§ **Requirement**: Check each line of the listing below for the string "theme", and copy the ones that have it.
--------------------------------
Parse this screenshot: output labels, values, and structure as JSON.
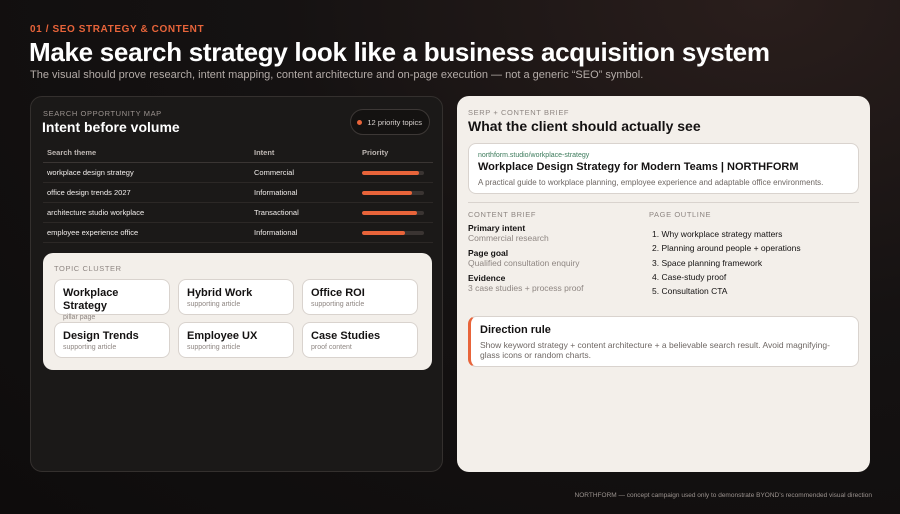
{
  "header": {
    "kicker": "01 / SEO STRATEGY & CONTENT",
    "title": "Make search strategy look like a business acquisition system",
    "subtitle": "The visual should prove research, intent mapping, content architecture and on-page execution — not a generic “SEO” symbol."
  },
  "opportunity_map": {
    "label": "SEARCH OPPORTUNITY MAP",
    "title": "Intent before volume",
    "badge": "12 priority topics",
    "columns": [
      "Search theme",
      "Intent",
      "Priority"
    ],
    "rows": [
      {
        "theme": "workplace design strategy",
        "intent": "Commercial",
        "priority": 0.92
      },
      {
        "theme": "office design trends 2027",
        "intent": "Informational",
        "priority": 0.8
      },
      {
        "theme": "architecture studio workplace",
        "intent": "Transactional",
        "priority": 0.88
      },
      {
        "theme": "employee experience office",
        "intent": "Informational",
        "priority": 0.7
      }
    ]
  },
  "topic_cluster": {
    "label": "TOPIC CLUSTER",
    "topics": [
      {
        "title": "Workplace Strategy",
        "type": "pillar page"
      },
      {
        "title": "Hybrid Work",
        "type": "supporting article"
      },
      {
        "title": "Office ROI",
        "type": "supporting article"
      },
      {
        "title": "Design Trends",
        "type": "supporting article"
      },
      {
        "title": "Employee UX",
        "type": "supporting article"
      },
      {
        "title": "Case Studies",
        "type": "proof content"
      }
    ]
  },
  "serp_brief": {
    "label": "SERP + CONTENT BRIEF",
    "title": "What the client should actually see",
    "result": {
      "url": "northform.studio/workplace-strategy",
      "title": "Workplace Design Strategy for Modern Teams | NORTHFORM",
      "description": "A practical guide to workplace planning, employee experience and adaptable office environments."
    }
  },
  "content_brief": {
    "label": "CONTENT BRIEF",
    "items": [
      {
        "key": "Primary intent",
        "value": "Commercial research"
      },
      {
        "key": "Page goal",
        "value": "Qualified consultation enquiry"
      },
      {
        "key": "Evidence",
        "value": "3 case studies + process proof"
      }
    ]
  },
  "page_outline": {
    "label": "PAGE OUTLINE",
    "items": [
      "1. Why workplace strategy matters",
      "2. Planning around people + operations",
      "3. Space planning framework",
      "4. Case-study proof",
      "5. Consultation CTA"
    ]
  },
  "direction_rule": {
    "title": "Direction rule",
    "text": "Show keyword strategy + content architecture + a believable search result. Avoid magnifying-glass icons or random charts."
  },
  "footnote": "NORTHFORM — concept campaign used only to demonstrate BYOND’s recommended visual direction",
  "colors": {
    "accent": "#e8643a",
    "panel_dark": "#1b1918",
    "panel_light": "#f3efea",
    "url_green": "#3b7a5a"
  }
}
--------------------------------
§ **Answer below**:
      "Search theme",
        "theme": "workplace design strategy",
        "theme": "office design trends 2027",
        "theme": "architecture studio workplace",
        "theme": "employee experience office",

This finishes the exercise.